SHORT EXERCISE => Make an exact copy of all the records.

DATA =>
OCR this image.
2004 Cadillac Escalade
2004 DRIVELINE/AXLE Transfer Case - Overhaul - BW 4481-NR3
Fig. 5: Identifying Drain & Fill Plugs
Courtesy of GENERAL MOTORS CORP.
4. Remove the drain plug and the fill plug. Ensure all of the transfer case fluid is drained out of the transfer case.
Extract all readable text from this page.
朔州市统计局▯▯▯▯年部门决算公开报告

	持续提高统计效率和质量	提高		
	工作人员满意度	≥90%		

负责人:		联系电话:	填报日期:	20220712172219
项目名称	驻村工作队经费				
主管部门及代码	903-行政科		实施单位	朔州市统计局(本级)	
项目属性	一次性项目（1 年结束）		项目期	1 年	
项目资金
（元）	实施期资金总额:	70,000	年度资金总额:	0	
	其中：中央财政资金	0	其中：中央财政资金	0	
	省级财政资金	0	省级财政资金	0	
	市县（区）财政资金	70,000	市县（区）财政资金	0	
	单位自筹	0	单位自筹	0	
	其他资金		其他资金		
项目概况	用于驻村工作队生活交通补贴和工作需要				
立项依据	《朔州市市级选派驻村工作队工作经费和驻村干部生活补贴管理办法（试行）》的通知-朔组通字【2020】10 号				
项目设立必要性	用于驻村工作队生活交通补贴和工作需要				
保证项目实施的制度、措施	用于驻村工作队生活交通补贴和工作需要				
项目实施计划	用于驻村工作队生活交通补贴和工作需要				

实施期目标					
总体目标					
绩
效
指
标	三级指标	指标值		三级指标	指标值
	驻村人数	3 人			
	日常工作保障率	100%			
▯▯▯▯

RESULT OF THIS TASK =>
OCR this image.
2004 Cadillac Escalade
2004 DRIVELINE/AXLE Transfer Case - Overhaul - BW 4481-NR3
Fig. 5: Identifying Drain & Fill Plugs
Courtesy of GENERAL MOTORS CORP.
4. Remove the drain plug and the fill plug. Ensure all of the transfer case fluid is drained out of the transfer case.
Extract all readable text from this page.
朔州市统计局▯▯▯▯年部门决算公开报告

	持续提高统计效率和质量	提高		
	工作人员满意度	≥90%		

负责人:		联系电话:	填报日期:	20220712172219
项目名称	驻村工作队经费				
主管部门及代码	903-行政科		实施单位	朔州市统计局(本级)	
项目属性	一次性项目（1 年结束）		项目期	1 年	
项目资金
（元）	实施期资金总额:	70,000	年度资金总额:	0	
	其中：中央财政资金	0	其中：中央财政资金	0	
	省级财政资金	0	省级财政资金	0	
	市县（区）财政资金	70,000	市县（区）财政资金	0	
	单位自筹	0	单位自筹	0	
	其他资金		其他资金		
项目概况	用于驻村工作队生活交通补贴和工作需要				
立项依据	《朔州市市级选派驻村工作队工作经费和驻村干部生活补贴管理办法（试行）》的通知-朔组通字【2020】10 号				
项目设立必要性	用于驻村工作队生活交通补贴和工作需要				
保证项目实施的制度、措施	用于驻村工作队生活交通补贴和工作需要				
项目实施计划	用于驻村工作队生活交通补贴和工作需要				

实施期目标					
总体目标					
绩
效
指
标	三级指标	指标值		三级指标	指标值
	驻村人数	3 人			
	日常工作保障率	100%			
▯▯▯▯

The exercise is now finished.